**EXERCISE OBJECTIVE**
Every record listed below should be copied exactly.

(Website and app data records)
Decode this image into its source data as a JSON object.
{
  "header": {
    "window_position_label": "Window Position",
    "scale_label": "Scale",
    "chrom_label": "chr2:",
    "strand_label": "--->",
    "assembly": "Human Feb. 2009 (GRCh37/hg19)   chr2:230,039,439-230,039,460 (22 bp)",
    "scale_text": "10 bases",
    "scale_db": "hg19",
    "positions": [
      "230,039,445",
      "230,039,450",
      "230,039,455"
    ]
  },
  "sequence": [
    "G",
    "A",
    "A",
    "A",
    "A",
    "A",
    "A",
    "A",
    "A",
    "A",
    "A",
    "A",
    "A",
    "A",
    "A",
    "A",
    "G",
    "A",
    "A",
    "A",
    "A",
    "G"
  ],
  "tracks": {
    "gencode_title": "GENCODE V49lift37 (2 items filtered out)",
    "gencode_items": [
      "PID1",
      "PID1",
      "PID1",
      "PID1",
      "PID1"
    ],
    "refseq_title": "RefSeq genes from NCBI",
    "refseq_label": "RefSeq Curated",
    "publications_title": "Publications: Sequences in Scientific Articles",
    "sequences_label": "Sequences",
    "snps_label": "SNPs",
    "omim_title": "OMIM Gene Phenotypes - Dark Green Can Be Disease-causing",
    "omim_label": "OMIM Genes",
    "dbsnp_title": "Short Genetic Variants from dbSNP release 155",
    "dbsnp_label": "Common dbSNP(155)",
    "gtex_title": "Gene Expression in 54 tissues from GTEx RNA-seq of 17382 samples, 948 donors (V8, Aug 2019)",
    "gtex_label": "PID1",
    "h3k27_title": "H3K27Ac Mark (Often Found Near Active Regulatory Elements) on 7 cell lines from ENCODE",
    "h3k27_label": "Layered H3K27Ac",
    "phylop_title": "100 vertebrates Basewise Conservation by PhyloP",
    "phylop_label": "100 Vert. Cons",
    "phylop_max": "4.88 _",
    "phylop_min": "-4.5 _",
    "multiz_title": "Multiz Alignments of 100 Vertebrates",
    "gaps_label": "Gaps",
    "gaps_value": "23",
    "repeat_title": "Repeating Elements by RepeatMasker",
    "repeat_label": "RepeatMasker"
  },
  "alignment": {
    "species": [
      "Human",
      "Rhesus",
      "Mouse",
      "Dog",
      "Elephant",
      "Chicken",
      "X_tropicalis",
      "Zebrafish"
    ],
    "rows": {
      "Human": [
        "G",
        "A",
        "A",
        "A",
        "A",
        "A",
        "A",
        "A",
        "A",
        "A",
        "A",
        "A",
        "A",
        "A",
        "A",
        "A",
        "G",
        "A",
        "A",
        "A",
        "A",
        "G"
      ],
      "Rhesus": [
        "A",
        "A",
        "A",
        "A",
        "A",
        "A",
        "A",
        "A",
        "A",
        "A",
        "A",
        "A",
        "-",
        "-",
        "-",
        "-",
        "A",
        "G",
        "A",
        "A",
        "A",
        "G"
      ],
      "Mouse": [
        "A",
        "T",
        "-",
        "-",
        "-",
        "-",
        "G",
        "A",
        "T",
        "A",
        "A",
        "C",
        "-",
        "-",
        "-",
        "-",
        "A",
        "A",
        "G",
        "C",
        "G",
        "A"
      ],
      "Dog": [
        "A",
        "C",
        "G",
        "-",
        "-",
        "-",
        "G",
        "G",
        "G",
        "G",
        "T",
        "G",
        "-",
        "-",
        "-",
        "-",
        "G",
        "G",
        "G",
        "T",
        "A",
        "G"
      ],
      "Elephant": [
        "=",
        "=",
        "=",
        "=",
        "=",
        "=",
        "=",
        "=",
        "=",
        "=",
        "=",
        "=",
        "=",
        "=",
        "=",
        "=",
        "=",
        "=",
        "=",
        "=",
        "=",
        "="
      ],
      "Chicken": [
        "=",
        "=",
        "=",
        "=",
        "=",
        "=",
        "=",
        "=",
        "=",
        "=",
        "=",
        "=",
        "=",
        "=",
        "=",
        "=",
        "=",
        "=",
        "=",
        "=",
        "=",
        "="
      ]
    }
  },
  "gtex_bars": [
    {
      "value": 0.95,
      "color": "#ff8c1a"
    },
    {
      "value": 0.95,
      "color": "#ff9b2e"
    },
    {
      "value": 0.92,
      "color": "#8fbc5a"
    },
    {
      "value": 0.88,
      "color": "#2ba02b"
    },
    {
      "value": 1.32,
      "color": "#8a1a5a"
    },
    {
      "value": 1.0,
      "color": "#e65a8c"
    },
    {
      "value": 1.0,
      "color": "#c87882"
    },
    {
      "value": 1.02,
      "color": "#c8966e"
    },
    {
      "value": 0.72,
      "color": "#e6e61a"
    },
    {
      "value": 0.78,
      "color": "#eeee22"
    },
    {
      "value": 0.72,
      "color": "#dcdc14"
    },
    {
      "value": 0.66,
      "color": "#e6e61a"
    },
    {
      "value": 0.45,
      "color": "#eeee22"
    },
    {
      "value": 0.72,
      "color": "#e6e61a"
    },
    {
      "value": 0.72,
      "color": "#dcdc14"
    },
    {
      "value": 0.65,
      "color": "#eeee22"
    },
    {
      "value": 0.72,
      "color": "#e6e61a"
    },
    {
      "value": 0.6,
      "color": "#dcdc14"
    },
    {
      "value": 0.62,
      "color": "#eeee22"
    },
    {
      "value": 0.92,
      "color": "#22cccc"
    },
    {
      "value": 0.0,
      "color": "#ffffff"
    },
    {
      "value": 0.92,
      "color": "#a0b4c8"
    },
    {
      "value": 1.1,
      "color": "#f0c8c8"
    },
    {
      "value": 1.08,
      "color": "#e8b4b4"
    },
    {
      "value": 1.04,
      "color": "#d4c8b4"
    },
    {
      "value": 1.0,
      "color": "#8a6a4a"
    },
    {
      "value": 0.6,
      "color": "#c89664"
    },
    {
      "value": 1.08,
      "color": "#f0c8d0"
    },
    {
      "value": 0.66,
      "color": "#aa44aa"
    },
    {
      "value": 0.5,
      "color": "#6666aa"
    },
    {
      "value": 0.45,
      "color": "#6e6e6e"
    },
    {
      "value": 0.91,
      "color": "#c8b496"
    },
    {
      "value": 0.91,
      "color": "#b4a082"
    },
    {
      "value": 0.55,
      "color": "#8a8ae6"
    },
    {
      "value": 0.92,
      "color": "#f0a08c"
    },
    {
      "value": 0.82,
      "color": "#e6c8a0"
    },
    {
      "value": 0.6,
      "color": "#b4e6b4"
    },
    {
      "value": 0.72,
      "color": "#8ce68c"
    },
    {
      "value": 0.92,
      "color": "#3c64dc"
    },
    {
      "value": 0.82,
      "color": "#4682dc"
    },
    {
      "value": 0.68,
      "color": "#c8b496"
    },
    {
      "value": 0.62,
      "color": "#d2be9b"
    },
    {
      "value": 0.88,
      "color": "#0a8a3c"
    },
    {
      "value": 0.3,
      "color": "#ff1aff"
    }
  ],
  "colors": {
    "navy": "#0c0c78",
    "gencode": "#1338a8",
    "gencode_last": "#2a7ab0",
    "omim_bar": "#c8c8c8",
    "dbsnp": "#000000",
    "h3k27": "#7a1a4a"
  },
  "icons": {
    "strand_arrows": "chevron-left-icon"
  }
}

**OUTPUT BELOW**
Decode this image into its source data as a JSON object.
{
  "header": {
    "window_position_label": "Window Position",
    "scale_label": "Scale",
    "chrom_label": "chr2:",
    "strand_label": "--->",
    "assembly": "Human Feb. 2009 (GRCh37/hg19)   chr2:230,039,439-230,039,460 (22 bp)",
    "scale_text": "10 bases",
    "scale_db": "hg19",
    "positions": [
      "230,039,445",
      "230,039,450",
      "230,039,455"
    ]
  },
  "sequence": [
    "G",
    "A",
    "A",
    "A",
    "A",
    "A",
    "A",
    "A",
    "A",
    "A",
    "A",
    "A",
    "A",
    "A",
    "A",
    "A",
    "G",
    "A",
    "A",
    "A",
    "A",
    "G"
  ],
  "tracks": {
    "gencode_title": "GENCODE V49lift37 (2 items filtered out)",
    "gencode_items": [
      "PID1",
      "PID1",
      "PID1",
      "PID1",
      "PID1"
    ],
    "refseq_title": "RefSeq genes from NCBI",
    "refseq_label": "RefSeq Curated",
    "publications_title": "Publications: Sequences in Scientific Articles",
    "sequences_label": "Sequences",
    "snps_label": "SNPs",
    "omim_title": "OMIM Gene Phenotypes - Dark Green Can Be Disease-causing",
    "omim_label": "OMIM Genes",
    "dbsnp_title": "Short Genetic Variants from dbSNP release 155",
    "dbsnp_label": "Common dbSNP(155)",
    "gtex_title": "Gene Expression in 54 tissues from GTEx RNA-seq of 17382 samples, 948 donors (V8, Aug 2019)",
    "gtex_label": "PID1",
    "h3k27_title": "H3K27Ac Mark (Often Found Near Active Regulatory Elements) on 7 cell lines from ENCODE",
    "h3k27_label": "Layered H3K27Ac",
    "phylop_title": "100 vertebrates Basewise Conservation by PhyloP",
    "phylop_label": "100 Vert. Cons",
    "phylop_max": "4.88 _",
    "phylop_min": "-4.5 _",
    "multiz_title": "Multiz Alignments of 100 Vertebrates",
    "gaps_label": "Gaps",
    "gaps_value": "23",
    "repeat_title": "Repeating Elements by RepeatMasker",
    "repeat_label": "RepeatMasker"
  },
  "alignment": {
    "species": [
      "Human",
      "Rhesus",
      "Mouse",
      "Dog",
      "Elephant",
      "Chicken",
      "X_tropicalis",
      "Zebrafish"
    ],
    "rows": {
      "Human": [
        "G",
        "A",
        "A",
        "A",
        "A",
        "A",
        "A",
        "A",
        "A",
        "A",
        "A",
        "A",
        "A",
        "A",
        "A",
        "A",
        "G",
        "A",
        "A",
        "A",
        "A",
        "G"
      ],
      "Rhesus": [
        "A",
        "A",
        "A",
        "A",
        "A",
        "A",
        "A",
        "A",
        "A",
        "A",
        "A",
        "A",
        "-",
        "-",
        "-",
        "-",
        "A",
        "G",
        "A",
        "A",
        "A",
        "G"
      ],
      "Mouse": [
        "A",
        "T",
        "-",
        "-",
        "-",
        "-",
        "G",
        "A",
        "T",
        "A",
        "A",
        "C",
        "-",
        "-",
        "-",
        "-",
        "A",
        "A",
        "G",
        "C",
        "G",
        "A"
      ],
      "Dog": [
        "A",
        "C",
        "G",
        "-",
        "-",
        "-",
        "G",
        "G",
        "G",
        "G",
        "T",
        "G",
        "-",
        "-",
        "-",
        "-",
        "G",
        "G",
        "G",
        "T",
        "A",
        "G"
      ],
      "Elephant": [
        "=",
        "=",
        "=",
        "=",
        "=",
        "=",
        "=",
        "=",
        "=",
        "=",
        "=",
        "=",
        "=",
        "=",
        "=",
        "=",
        "=",
        "=",
        "=",
        "=",
        "=",
        "="
      ],
      "Chicken": [
        "=",
        "=",
        "=",
        "=",
        "=",
        "=",
        "=",
        "=",
        "=",
        "=",
        "=",
        "=",
        "=",
        "=",
        "=",
        "=",
        "=",
        "=",
        "=",
        "=",
        "=",
        "="
      ]
    }
  },
  "gtex_bars": [
    {
      "value": 0.95,
      "color": "#ff8c1a"
    },
    {
      "value": 0.95,
      "color": "#ff9b2e"
    },
    {
      "value": 0.92,
      "color": "#8fbc5a"
    },
    {
      "value": 0.88,
      "color": "#2ba02b"
    },
    {
      "value": 1.32,
      "color": "#8a1a5a"
    },
    {
      "value": 1.0,
      "color": "#e65a8c"
    },
    {
      "value": 1.0,
      "color": "#c87882"
    },
    {
      "value": 1.02,
      "color": "#c8966e"
    },
    {
      "value": 0.72,
      "color": "#e6e61a"
    },
    {
      "value": 0.78,
      "color": "#eeee22"
    },
    {
      "value": 0.72,
      "color": "#dcdc14"
    },
    {
      "value": 0.66,
      "color": "#e6e61a"
    },
    {
      "value": 0.45,
      "color": "#eeee22"
    },
    {
      "value": 0.72,
      "color": "#e6e61a"
    },
    {
      "value": 0.72,
      "color": "#dcdc14"
    },
    {
      "value": 0.65,
      "color": "#eeee22"
    },
    {
      "value": 0.72,
      "color": "#e6e61a"
    },
    {
      "value": 0.6,
      "color": "#dcdc14"
    },
    {
      "value": 0.62,
      "color": "#eeee22"
    },
    {
      "value": 0.92,
      "color": "#22cccc"
    },
    {
      "value": 0.0,
      "color": "#ffffff"
    },
    {
      "value": 0.92,
      "color": "#a0b4c8"
    },
    {
      "value": 1.1,
      "color": "#f0c8c8"
    },
    {
      "value": 1.08,
      "color": "#e8b4b4"
    },
    {
      "value": 1.04,
      "color": "#d4c8b4"
    },
    {
      "value": 1.0,
      "color": "#8a6a4a"
    },
    {
      "value": 0.6,
      "color": "#c89664"
    },
    {
      "value": 1.08,
      "color": "#f0c8d0"
    },
    {
      "value": 0.66,
      "color": "#aa44aa"
    },
    {
      "value": 0.5,
      "color": "#6666aa"
    },
    {
      "value": 0.45,
      "color": "#6e6e6e"
    },
    {
      "value": 0.91,
      "color": "#c8b496"
    },
    {
      "value": 0.91,
      "color": "#b4a082"
    },
    {
      "value": 0.55,
      "color": "#8a8ae6"
    },
    {
      "value": 0.92,
      "color": "#f0a08c"
    },
    {
      "value": 0.82,
      "color": "#e6c8a0"
    },
    {
      "value": 0.6,
      "color": "#b4e6b4"
    },
    {
      "value": 0.72,
      "color": "#8ce68c"
    },
    {
      "value": 0.92,
      "color": "#3c64dc"
    },
    {
      "value": 0.82,
      "color": "#4682dc"
    },
    {
      "value": 0.68,
      "color": "#c8b496"
    },
    {
      "value": 0.62,
      "color": "#d2be9b"
    },
    {
      "value": 0.88,
      "color": "#0a8a3c"
    },
    {
      "value": 0.3,
      "color": "#ff1aff"
    }
  ],
  "colors": {
    "navy": "#0c0c78",
    "gencode": "#1338a8",
    "gencode_last": "#2a7ab0",
    "omim_bar": "#c8c8c8",
    "dbsnp": "#000000",
    "h3k27": "#7a1a4a"
  },
  "icons": {
    "strand_arrows": "chevron-left-icon"
  }
}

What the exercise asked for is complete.